• [Excerpted records]:
>> BEGIN

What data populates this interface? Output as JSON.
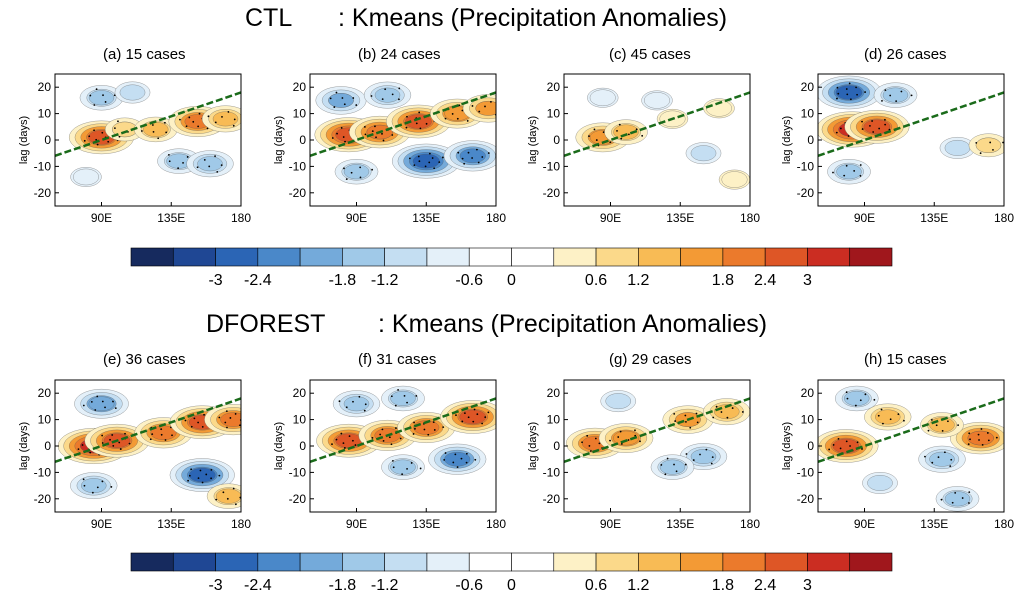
{
  "figure": {
    "rows": [
      {
        "title_left": "CTL",
        "title_right": ": Kmeans (Precipitation Anomalies)",
        "panels": [
          {
            "title": "(a) 15 cases"
          },
          {
            "title": "(b) 24 cases"
          },
          {
            "title": "(c) 45 cases"
          },
          {
            "title": "(d) 26 cases"
          }
        ]
      },
      {
        "title_left": "DFOREST",
        "title_right": ": Kmeans (Precipitation Anomalies)",
        "panels": [
          {
            "title": "(e) 36 cases"
          },
          {
            "title": "(f) 31 cases"
          },
          {
            "title": "(g) 29 cases"
          },
          {
            "title": "(h) 15 cases"
          }
        ]
      }
    ],
    "ylabel": "lag (days)",
    "colorbar": {
      "levels": [
        "-3",
        "-2.4",
        "-1.8",
        "-1.2",
        "-0.6",
        "0",
        "0.6",
        "1.2",
        "1.8",
        "2.4",
        "3"
      ],
      "colors": [
        "#162a5e",
        "#1f4794",
        "#2b65b5",
        "#4a88c9",
        "#74aada",
        "#a0c9e8",
        "#c4def2",
        "#e4f0f9",
        "#ffffff",
        "#ffffff",
        "#fdf1c6",
        "#fbd98a",
        "#f8bb55",
        "#f39a35",
        "#eb7a2c",
        "#de5626",
        "#cb2d22",
        "#a0171c"
      ]
    }
  },
  "chart_data": [
    {
      "type": "heatmap",
      "title": "(a) 15 cases",
      "xlabel": "",
      "ylabel": "lag (days)",
      "xlim": [
        60,
        180
      ],
      "ylim": [
        -25,
        25
      ],
      "xticks": [
        "90E",
        "135E",
        "180"
      ],
      "yticks": [
        20,
        10,
        0,
        -10,
        -20
      ],
      "trend_line": {
        "x": [
          60,
          180
        ],
        "y": [
          -6,
          18
        ]
      },
      "features": [
        {
          "lon": 90,
          "lag": 1,
          "value": 2.6
        },
        {
          "lon": 105,
          "lag": 4,
          "value": 1.2
        },
        {
          "lon": 125,
          "lag": 4,
          "value": 1.4
        },
        {
          "lon": 152,
          "lag": 7,
          "value": 2.2
        },
        {
          "lon": 170,
          "lag": 8,
          "value": 1.6
        },
        {
          "lon": 90,
          "lag": 16,
          "value": -1.4
        },
        {
          "lon": 110,
          "lag": 18,
          "value": -1.0
        },
        {
          "lon": 140,
          "lag": -8,
          "value": -1.4
        },
        {
          "lon": 160,
          "lag": -9,
          "value": -1.6
        },
        {
          "lon": 80,
          "lag": -14,
          "value": -0.8
        }
      ]
    },
    {
      "type": "heatmap",
      "title": "(b) 24 cases",
      "xlabel": "",
      "ylabel": "lag (days)",
      "xlim": [
        60,
        180
      ],
      "ylim": [
        -25,
        25
      ],
      "xticks": [
        "90E",
        "135E",
        "180"
      ],
      "yticks": [
        20,
        10,
        0,
        -10,
        -20
      ],
      "trend_line": {
        "x": [
          60,
          180
        ],
        "y": [
          -6,
          18
        ]
      },
      "features": [
        {
          "lon": 85,
          "lag": 2,
          "value": 2.8
        },
        {
          "lon": 105,
          "lag": 3,
          "value": 2.4
        },
        {
          "lon": 130,
          "lag": 7,
          "value": 2.6
        },
        {
          "lon": 155,
          "lag": 10,
          "value": 2.0
        },
        {
          "lon": 175,
          "lag": 12,
          "value": 1.8
        },
        {
          "lon": 80,
          "lag": 15,
          "value": -1.8
        },
        {
          "lon": 110,
          "lag": 17,
          "value": -1.6
        },
        {
          "lon": 135,
          "lag": -8,
          "value": -2.8
        },
        {
          "lon": 165,
          "lag": -6,
          "value": -2.2
        },
        {
          "lon": 90,
          "lag": -12,
          "value": -1.4
        }
      ]
    },
    {
      "type": "heatmap",
      "title": "(c) 45 cases",
      "xlabel": "",
      "ylabel": "lag (days)",
      "xlim": [
        60,
        180
      ],
      "ylim": [
        -25,
        25
      ],
      "xticks": [
        "90E",
        "135E",
        "180"
      ],
      "yticks": [
        20,
        10,
        0,
        -10,
        -20
      ],
      "trend_line": {
        "x": [
          60,
          180
        ],
        "y": [
          -6,
          18
        ]
      },
      "features": [
        {
          "lon": 85,
          "lag": 1,
          "value": 2.0
        },
        {
          "lon": 100,
          "lag": 3,
          "value": 1.4
        },
        {
          "lon": 130,
          "lag": 8,
          "value": 0.8
        },
        {
          "lon": 160,
          "lag": 12,
          "value": 0.8
        },
        {
          "lon": 85,
          "lag": 16,
          "value": -0.8
        },
        {
          "lon": 120,
          "lag": 15,
          "value": -0.8
        },
        {
          "lon": 150,
          "lag": -5,
          "value": -1.0
        },
        {
          "lon": 170,
          "lag": -15,
          "value": 0.8
        }
      ]
    },
    {
      "type": "heatmap",
      "title": "(d) 26 cases",
      "xlabel": "",
      "ylabel": "lag (days)",
      "xlim": [
        60,
        180
      ],
      "ylim": [
        -25,
        25
      ],
      "xticks": [
        "90E",
        "135E",
        "180"
      ],
      "yticks": [
        20,
        10,
        0,
        -10,
        -20
      ],
      "trend_line": {
        "x": [
          60,
          180
        ],
        "y": [
          -6,
          18
        ]
      },
      "features": [
        {
          "lon": 82,
          "lag": 4,
          "value": 3.0
        },
        {
          "lon": 98,
          "lag": 5,
          "value": 2.6
        },
        {
          "lon": 80,
          "lag": 18,
          "value": -2.6
        },
        {
          "lon": 110,
          "lag": 17,
          "value": -1.4
        },
        {
          "lon": 150,
          "lag": -3,
          "value": -1.0
        },
        {
          "lon": 170,
          "lag": -2,
          "value": 1.2
        },
        {
          "lon": 80,
          "lag": -12,
          "value": -1.4
        }
      ]
    },
    {
      "type": "heatmap",
      "title": "(e) 36 cases",
      "xlabel": "",
      "ylabel": "lag (days)",
      "xlim": [
        60,
        180
      ],
      "ylim": [
        -25,
        25
      ],
      "xticks": [
        "90E",
        "135E",
        "180"
      ],
      "yticks": [
        20,
        10,
        0,
        -10,
        -20
      ],
      "trend_line": {
        "x": [
          60,
          180
        ],
        "y": [
          -6,
          18
        ]
      },
      "features": [
        {
          "lon": 85,
          "lag": 0,
          "value": 3.0
        },
        {
          "lon": 100,
          "lag": 2,
          "value": 2.6
        },
        {
          "lon": 130,
          "lag": 5,
          "value": 2.2
        },
        {
          "lon": 155,
          "lag": 9,
          "value": 2.6
        },
        {
          "lon": 175,
          "lag": 10,
          "value": 2.2
        },
        {
          "lon": 90,
          "lag": 16,
          "value": -2.0
        },
        {
          "lon": 155,
          "lag": -11,
          "value": -2.6
        },
        {
          "lon": 85,
          "lag": -15,
          "value": -1.6
        },
        {
          "lon": 172,
          "lag": -19,
          "value": 1.4
        }
      ]
    },
    {
      "type": "heatmap",
      "title": "(f) 31 cases",
      "xlabel": "",
      "ylabel": "lag (days)",
      "xlim": [
        60,
        180
      ],
      "ylim": [
        -25,
        25
      ],
      "xticks": [
        "90E",
        "135E",
        "180"
      ],
      "yticks": [
        20,
        10,
        0,
        -10,
        -20
      ],
      "trend_line": {
        "x": [
          60,
          180
        ],
        "y": [
          -6,
          18
        ]
      },
      "features": [
        {
          "lon": 85,
          "lag": 2,
          "value": 2.6
        },
        {
          "lon": 110,
          "lag": 4,
          "value": 2.2
        },
        {
          "lon": 135,
          "lag": 7,
          "value": 2.2
        },
        {
          "lon": 165,
          "lag": 11,
          "value": 2.6
        },
        {
          "lon": 90,
          "lag": 16,
          "value": -1.6
        },
        {
          "lon": 120,
          "lag": 18,
          "value": -1.4
        },
        {
          "lon": 155,
          "lag": -5,
          "value": -2.2
        },
        {
          "lon": 120,
          "lag": -8,
          "value": -1.4
        }
      ]
    },
    {
      "type": "heatmap",
      "title": "(g) 29 cases",
      "xlabel": "",
      "ylabel": "lag (days)",
      "xlim": [
        60,
        180
      ],
      "ylim": [
        -25,
        25
      ],
      "xticks": [
        "90E",
        "135E",
        "180"
      ],
      "yticks": [
        20,
        10,
        0,
        -10,
        -20
      ],
      "trend_line": {
        "x": [
          60,
          180
        ],
        "y": [
          -6,
          18
        ]
      },
      "features": [
        {
          "lon": 80,
          "lag": 1,
          "value": 2.2
        },
        {
          "lon": 100,
          "lag": 3,
          "value": 2.0
        },
        {
          "lon": 140,
          "lag": 10,
          "value": 1.8
        },
        {
          "lon": 165,
          "lag": 13,
          "value": 1.6
        },
        {
          "lon": 150,
          "lag": -4,
          "value": -1.6
        },
        {
          "lon": 130,
          "lag": -8,
          "value": -1.4
        },
        {
          "lon": 95,
          "lag": 17,
          "value": -1.0
        }
      ]
    },
    {
      "type": "heatmap",
      "title": "(h) 15 cases",
      "xlabel": "",
      "ylabel": "lag (days)",
      "xlim": [
        60,
        180
      ],
      "ylim": [
        -25,
        25
      ],
      "xticks": [
        "90E",
        "135E",
        "180"
      ],
      "yticks": [
        20,
        10,
        0,
        -10,
        -20
      ],
      "trend_line": {
        "x": [
          60,
          180
        ],
        "y": [
          -6,
          18
        ]
      },
      "features": [
        {
          "lon": 78,
          "lag": 0,
          "value": 2.6
        },
        {
          "lon": 105,
          "lag": 11,
          "value": 1.6
        },
        {
          "lon": 165,
          "lag": 3,
          "value": 2.4
        },
        {
          "lon": 140,
          "lag": 8,
          "value": 1.4
        },
        {
          "lon": 140,
          "lag": -5,
          "value": -1.6
        },
        {
          "lon": 100,
          "lag": -14,
          "value": -1.0
        },
        {
          "lon": 150,
          "lag": -20,
          "value": -1.4
        },
        {
          "lon": 85,
          "lag": 18,
          "value": -1.4
        }
      ]
    }
  ]
}
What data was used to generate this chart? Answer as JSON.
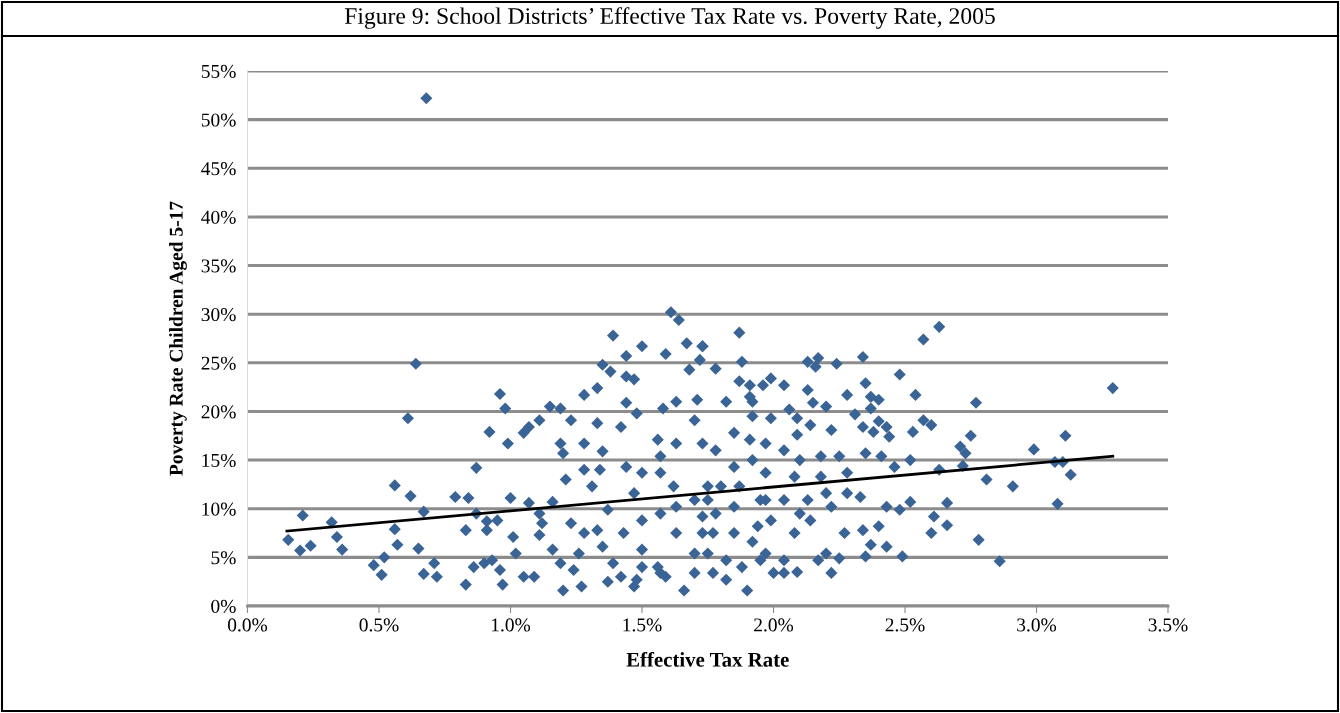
{
  "chart_data": {
    "type": "scatter",
    "title": "Figure 9: School Districts’ Effective Tax Rate vs. Poverty Rate, 2005",
    "xlabel": "Effective Tax Rate",
    "ylabel": "Poverty Rate Children Aged 5-17",
    "xlim": [
      0,
      3.5
    ],
    "xticks": [
      {
        "value": 0,
        "label": "0.0%"
      },
      {
        "value": 0.5,
        "label": "0.5%"
      },
      {
        "value": 1,
        "label": "1.0%"
      },
      {
        "value": 1.5,
        "label": "1.5%"
      },
      {
        "value": 2,
        "label": "2.0%"
      },
      {
        "value": 2.5,
        "label": "2.5%"
      },
      {
        "value": 3,
        "label": "3.0%"
      },
      {
        "value": 3.5,
        "label": "3.5%"
      }
    ],
    "ylim": [
      0,
      55
    ],
    "yticks": [
      {
        "value": 0,
        "label": "0%"
      },
      {
        "value": 5,
        "label": "5%"
      },
      {
        "value": 10,
        "label": "10%"
      },
      {
        "value": 15,
        "label": "15%"
      },
      {
        "value": 20,
        "label": "20%"
      },
      {
        "value": 25,
        "label": "25%"
      },
      {
        "value": 30,
        "label": "30%"
      },
      {
        "value": 35,
        "label": "35%"
      },
      {
        "value": 40,
        "label": "40%"
      },
      {
        "value": 45,
        "label": "45%"
      },
      {
        "value": 50,
        "label": "50%"
      },
      {
        "value": 55,
        "label": "55%"
      }
    ],
    "grid": "y",
    "series": [
      {
        "color": "#3a6496",
        "marker": "diamond",
        "x": [
          0.155,
          0.21,
          0.2,
          0.24,
          0.32,
          0.34,
          0.36,
          0.48,
          0.52,
          0.51,
          0.56,
          0.56,
          0.57,
          0.61,
          0.64,
          0.62,
          0.65,
          0.67,
          0.72,
          0.71,
          0.67,
          0.68,
          0.83,
          0.83,
          0.87,
          0.79,
          0.84,
          0.87,
          0.91,
          0.91,
          0.95,
          0.92,
          0.96,
          0.98,
          0.99,
          0.86,
          0.9,
          0.93,
          0.96,
          0.97,
          1.0,
          1.01,
          1.02,
          1.05,
          1.09,
          1.05,
          1.07,
          1.11,
          1.07,
          1.11,
          1.12,
          1.11,
          1.15,
          1.19,
          1.23,
          1.16,
          1.23,
          1.19,
          1.2,
          1.21,
          1.16,
          1.19,
          1.2,
          1.26,
          1.27,
          1.24,
          1.28,
          1.33,
          1.35,
          1.38,
          1.39,
          1.44,
          1.5,
          1.59,
          1.61,
          1.64,
          1.28,
          1.33,
          1.35,
          1.28,
          1.34,
          1.31,
          1.37,
          1.33,
          1.28,
          1.35,
          1.37,
          1.42,
          1.39,
          1.44,
          1.48,
          1.42,
          1.44,
          1.47,
          1.44,
          1.5,
          1.47,
          1.43,
          1.5,
          1.47,
          1.56,
          1.57,
          1.63,
          1.58,
          1.63,
          1.62,
          1.7,
          1.57,
          1.63,
          1.7,
          1.56,
          1.66,
          1.59,
          1.67,
          1.73,
          1.68,
          1.72,
          1.71,
          1.7,
          1.73,
          1.5,
          1.57,
          1.48,
          1.7,
          1.73,
          1.75,
          1.57,
          1.63,
          1.5,
          1.73,
          1.87,
          1.73,
          1.88,
          1.78,
          1.87,
          1.91,
          1.96,
          1.99,
          2.04,
          1.82,
          1.91,
          1.92,
          1.92,
          1.99,
          2.06,
          2.09,
          2.13,
          2.17,
          2.16,
          2.24,
          2.34,
          2.35,
          2.28,
          2.37,
          2.4,
          2.13,
          2.15,
          2.2,
          2.14,
          2.09,
          2.22,
          2.31,
          2.37,
          2.34,
          2.4,
          2.43,
          2.44,
          2.38,
          2.48,
          2.54,
          2.63,
          2.57,
          2.57,
          2.6,
          2.53,
          2.77,
          2.75,
          2.71,
          2.73,
          3.29,
          3.11,
          2.99,
          3.07,
          3.1,
          3.13,
          3.08,
          2.91,
          2.81,
          2.86,
          2.78,
          2.72,
          2.63,
          2.66,
          2.61,
          2.66,
          2.6,
          2.49,
          2.43,
          2.48,
          2.52,
          2.46,
          2.52,
          2.35,
          2.37,
          2.34,
          2.4,
          2.43,
          2.33,
          2.28,
          2.35,
          2.41,
          2.28,
          2.27,
          2.22,
          2.2,
          2.17,
          2.25,
          2.09,
          2.04,
          2.0,
          1.9,
          1.92,
          1.97,
          2.04,
          2.08,
          2.1,
          2.04,
          1.97,
          2.13,
          2.2,
          2.22,
          2.14,
          2.04,
          2.1,
          2.18,
          2.25,
          2.18,
          2.08,
          1.97,
          1.85,
          1.91,
          1.97,
          1.78,
          1.85,
          1.92,
          1.8,
          1.75,
          1.78,
          1.87,
          1.85,
          1.95,
          1.77,
          1.85,
          1.94,
          1.99,
          1.75,
          1.82,
          1.88,
          1.77,
          1.82,
          1.95
        ],
        "values": [
          6.8,
          9.3,
          5.7,
          6.2,
          8.6,
          7.1,
          5.8,
          4.2,
          5.0,
          3.2,
          12.4,
          7.9,
          6.3,
          19.3,
          24.9,
          11.3,
          5.9,
          3.3,
          3.0,
          4.4,
          9.7,
          52.2,
          2.2,
          7.8,
          14.2,
          11.2,
          11.1,
          9.5,
          8.7,
          7.8,
          8.8,
          17.9,
          21.8,
          20.3,
          16.7,
          4.0,
          4.4,
          4.7,
          3.7,
          2.2,
          11.1,
          7.1,
          5.4,
          3.0,
          3.0,
          17.8,
          18.4,
          19.1,
          10.6,
          9.5,
          8.5,
          7.3,
          20.5,
          20.3,
          19.1,
          10.7,
          8.5,
          16.7,
          15.7,
          13.0,
          5.8,
          4.4,
          1.6,
          5.4,
          2.0,
          3.7,
          21.7,
          22.4,
          24.8,
          24.1,
          27.8,
          25.7,
          26.7,
          25.9,
          30.2,
          29.4,
          16.7,
          18.8,
          15.9,
          14.0,
          14.0,
          12.3,
          9.9,
          7.8,
          7.5,
          6.1,
          2.5,
          3.0,
          4.4,
          20.9,
          19.8,
          18.4,
          23.6,
          23.3,
          14.3,
          13.7,
          11.6,
          7.5,
          5.8,
          2.0,
          17.1,
          15.4,
          16.7,
          20.3,
          21.0,
          12.3,
          10.9,
          9.5,
          7.5,
          5.4,
          4.0,
          1.6,
          3.0,
          27.0,
          26.7,
          24.3,
          25.3,
          21.2,
          19.1,
          16.7,
          4.0,
          3.4,
          2.7,
          3.4,
          7.5,
          12.3,
          13.7,
          10.2,
          8.8,
          9.2,
          28.1,
          26.7,
          25.1,
          24.4,
          23.1,
          22.7,
          22.7,
          23.4,
          22.7,
          21.0,
          21.5,
          21.0,
          19.5,
          19.3,
          20.2,
          19.3,
          25.1,
          25.5,
          24.6,
          24.9,
          25.6,
          22.9,
          21.7,
          21.5,
          21.2,
          22.2,
          20.9,
          20.5,
          18.6,
          17.6,
          18.1,
          19.7,
          20.3,
          18.4,
          19.0,
          18.4,
          17.4,
          17.9,
          23.8,
          21.7,
          28.7,
          27.4,
          19.1,
          18.6,
          17.9,
          20.9,
          17.5,
          16.4,
          15.7,
          22.4,
          17.5,
          16.1,
          14.8,
          14.8,
          13.5,
          10.5,
          12.3,
          13.0,
          4.6,
          6.8,
          14.4,
          14.0,
          10.6,
          9.2,
          8.3,
          7.5,
          5.1,
          6.1,
          9.9,
          10.7,
          14.3,
          15.0,
          5.1,
          6.3,
          7.8,
          8.2,
          10.2,
          11.2,
          11.6,
          15.7,
          15.4,
          13.7,
          7.5,
          3.4,
          5.4,
          4.7,
          4.9,
          3.5,
          3.4,
          3.4,
          1.6,
          6.6,
          5.4,
          4.7,
          7.5,
          9.5,
          10.9,
          10.9,
          10.9,
          11.6,
          10.2,
          8.8,
          16.0,
          15.0,
          15.4,
          15.4,
          13.3,
          13.3,
          13.7,
          17.8,
          17.1,
          16.7,
          16.0,
          14.3,
          15.0,
          12.3,
          10.9,
          9.5,
          12.3,
          10.2,
          10.9,
          7.5,
          7.5,
          8.2,
          8.8,
          5.4,
          4.7,
          4.0,
          3.4,
          2.7,
          4.7
        ]
      },
      {
        "type": "line",
        "color": "#000000",
        "x": [
          0.15,
          3.29
        ],
        "values": [
          7.7,
          15.4
        ]
      }
    ]
  }
}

>> END

Show every line of the listing in which the string "Poverty" can be found.

• [Response to the exercise]:
    "title": "Figure 9: School Districts’ Effective Tax Rate vs. Poverty Rate, 2005",
    "ylabel": "Poverty Rate Children Aged 5-17",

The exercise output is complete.